DO THIS
Starting at the line that contains "Output a JSON", transcribe every remaining line of the entries exactly, including the last one.

[Start]

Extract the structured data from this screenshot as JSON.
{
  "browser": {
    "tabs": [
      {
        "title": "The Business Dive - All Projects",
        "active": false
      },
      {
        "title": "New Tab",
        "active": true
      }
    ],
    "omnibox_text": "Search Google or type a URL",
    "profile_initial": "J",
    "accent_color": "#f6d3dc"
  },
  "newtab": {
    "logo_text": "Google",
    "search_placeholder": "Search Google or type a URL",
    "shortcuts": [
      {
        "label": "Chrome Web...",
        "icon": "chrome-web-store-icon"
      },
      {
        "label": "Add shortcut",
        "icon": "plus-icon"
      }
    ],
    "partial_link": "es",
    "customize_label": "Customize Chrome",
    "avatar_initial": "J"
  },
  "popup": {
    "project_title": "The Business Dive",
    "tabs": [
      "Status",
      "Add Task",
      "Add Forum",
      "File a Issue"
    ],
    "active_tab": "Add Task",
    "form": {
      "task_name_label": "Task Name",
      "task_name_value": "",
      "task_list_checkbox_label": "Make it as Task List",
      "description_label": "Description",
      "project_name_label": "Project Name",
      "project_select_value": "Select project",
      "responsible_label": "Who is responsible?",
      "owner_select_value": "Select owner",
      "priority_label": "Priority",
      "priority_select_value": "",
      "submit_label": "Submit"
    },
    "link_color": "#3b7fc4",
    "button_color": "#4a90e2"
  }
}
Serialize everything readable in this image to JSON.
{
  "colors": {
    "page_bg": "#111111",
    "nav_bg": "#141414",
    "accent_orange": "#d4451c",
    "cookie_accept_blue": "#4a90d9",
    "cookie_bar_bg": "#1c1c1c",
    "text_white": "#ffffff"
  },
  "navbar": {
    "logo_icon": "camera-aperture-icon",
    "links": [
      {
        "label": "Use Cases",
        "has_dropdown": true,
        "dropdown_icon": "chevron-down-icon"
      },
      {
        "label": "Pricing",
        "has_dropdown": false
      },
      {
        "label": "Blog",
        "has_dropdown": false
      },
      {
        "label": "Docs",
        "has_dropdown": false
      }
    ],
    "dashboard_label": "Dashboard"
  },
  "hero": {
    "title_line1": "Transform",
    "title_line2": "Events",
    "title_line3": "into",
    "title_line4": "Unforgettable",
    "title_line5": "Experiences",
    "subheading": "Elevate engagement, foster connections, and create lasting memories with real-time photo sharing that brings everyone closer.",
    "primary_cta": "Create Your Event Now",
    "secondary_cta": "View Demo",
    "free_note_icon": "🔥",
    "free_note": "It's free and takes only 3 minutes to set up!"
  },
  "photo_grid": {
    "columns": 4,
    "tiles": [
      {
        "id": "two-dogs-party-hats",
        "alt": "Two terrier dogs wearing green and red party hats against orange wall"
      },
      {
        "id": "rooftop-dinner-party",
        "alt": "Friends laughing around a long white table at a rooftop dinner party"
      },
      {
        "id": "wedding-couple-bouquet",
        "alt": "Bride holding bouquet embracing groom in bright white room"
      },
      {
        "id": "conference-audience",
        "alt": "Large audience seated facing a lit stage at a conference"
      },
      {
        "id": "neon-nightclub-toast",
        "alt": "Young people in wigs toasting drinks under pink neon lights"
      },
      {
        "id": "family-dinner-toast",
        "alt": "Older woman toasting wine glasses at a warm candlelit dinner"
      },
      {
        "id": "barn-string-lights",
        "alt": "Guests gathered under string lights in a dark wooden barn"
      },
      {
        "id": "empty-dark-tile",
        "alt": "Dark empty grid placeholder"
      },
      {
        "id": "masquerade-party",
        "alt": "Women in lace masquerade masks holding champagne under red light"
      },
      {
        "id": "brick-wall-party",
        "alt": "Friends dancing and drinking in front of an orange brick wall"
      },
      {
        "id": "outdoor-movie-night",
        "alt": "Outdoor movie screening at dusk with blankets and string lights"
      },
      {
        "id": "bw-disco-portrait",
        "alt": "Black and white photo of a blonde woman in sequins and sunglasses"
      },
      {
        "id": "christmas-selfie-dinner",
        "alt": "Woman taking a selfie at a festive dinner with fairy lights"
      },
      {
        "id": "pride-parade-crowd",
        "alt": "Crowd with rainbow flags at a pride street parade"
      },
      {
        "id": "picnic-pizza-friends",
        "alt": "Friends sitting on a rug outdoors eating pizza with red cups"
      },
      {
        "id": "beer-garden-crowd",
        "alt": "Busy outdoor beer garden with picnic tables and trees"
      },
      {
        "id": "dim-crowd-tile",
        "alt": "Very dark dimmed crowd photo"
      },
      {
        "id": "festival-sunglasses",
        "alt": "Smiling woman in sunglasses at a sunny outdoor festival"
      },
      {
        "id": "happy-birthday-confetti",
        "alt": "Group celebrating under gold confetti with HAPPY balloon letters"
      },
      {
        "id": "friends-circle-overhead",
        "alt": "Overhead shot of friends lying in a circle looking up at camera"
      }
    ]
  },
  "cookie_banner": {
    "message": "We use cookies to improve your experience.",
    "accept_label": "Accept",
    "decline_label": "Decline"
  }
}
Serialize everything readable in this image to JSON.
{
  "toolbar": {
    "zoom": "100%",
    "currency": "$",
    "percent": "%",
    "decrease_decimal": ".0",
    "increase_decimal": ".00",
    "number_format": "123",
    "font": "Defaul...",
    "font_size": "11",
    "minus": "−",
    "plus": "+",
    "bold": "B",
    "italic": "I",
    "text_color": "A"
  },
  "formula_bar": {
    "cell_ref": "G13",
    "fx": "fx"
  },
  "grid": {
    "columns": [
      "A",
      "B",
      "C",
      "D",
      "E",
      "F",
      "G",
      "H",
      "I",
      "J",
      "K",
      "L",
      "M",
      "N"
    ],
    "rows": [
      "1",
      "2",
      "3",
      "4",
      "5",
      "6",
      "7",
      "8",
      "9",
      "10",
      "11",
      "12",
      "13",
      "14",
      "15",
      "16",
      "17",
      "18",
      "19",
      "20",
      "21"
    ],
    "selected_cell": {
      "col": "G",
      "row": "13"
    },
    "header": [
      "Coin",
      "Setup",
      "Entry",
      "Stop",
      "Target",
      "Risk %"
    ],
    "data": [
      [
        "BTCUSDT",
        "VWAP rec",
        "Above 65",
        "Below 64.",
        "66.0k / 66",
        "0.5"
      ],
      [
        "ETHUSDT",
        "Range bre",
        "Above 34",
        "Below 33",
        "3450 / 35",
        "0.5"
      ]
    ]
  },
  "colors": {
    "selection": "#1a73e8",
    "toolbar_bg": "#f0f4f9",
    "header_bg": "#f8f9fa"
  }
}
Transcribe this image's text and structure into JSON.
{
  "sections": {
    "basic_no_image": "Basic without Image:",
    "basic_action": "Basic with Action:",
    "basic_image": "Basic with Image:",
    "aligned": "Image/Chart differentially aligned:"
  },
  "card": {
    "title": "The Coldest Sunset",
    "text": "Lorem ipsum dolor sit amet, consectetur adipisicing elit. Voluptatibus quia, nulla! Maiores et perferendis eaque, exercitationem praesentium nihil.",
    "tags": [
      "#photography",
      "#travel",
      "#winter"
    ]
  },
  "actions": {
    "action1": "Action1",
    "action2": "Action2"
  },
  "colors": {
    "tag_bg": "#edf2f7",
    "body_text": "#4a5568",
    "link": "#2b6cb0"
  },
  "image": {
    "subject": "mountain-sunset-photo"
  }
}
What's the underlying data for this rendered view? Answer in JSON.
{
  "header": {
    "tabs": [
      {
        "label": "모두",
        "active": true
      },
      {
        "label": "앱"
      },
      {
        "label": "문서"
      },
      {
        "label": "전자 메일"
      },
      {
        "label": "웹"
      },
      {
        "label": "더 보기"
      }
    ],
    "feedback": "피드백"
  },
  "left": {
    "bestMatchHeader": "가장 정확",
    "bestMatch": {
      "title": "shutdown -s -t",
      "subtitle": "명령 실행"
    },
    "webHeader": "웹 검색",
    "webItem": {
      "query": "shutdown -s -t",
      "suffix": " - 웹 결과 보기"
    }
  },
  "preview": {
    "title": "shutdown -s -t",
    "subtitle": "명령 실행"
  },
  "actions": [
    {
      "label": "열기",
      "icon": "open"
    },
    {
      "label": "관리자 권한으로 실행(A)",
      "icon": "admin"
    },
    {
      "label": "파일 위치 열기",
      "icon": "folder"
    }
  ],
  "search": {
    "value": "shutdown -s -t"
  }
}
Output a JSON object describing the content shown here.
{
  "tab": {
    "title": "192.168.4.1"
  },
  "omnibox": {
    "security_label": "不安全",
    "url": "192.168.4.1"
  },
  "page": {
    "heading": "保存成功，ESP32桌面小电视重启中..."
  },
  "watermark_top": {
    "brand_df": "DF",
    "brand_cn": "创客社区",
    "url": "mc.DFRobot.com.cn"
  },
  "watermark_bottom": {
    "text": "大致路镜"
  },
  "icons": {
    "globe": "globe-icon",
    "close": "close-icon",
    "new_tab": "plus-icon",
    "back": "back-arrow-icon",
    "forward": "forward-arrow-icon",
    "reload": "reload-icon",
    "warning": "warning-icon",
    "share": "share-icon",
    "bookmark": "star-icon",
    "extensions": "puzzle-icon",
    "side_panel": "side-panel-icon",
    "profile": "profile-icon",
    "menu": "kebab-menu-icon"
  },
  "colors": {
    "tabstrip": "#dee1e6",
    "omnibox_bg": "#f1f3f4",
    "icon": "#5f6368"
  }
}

[End]

EXERCISE OUTPUT
Output a JSON object describing the content shown here.
{
  "tab": {
    "title": "192.168.4.1"
  },
  "omnibox": {
    "security_label": "不安全",
    "url": "192.168.4.1"
  },
  "page": {
    "heading": "保存成功，ESP32桌面小电视重启中..."
  },
  "watermark_top": {
    "brand_df": "DF",
    "brand_cn": "创客社区",
    "url": "mc.DFRobot.com.cn"
  },
  "watermark_bottom": {
    "text": "大致路镜"
  },
  "icons": {
    "globe": "globe-icon",
    "close": "close-icon",
    "new_tab": "plus-icon",
    "back": "back-arrow-icon",
    "forward": "forward-arrow-icon",
    "reload": "reload-icon",
    "warning": "warning-icon",
    "share": "share-icon",
    "bookmark": "star-icon",
    "extensions": "puzzle-icon",
    "side_panel": "side-panel-icon",
    "profile": "profile-icon",
    "menu": "kebab-menu-icon"
  },
  "colors": {
    "tabstrip": "#dee1e6",
    "omnibox_bg": "#f1f3f4",
    "icon": "#5f6368"
  }
}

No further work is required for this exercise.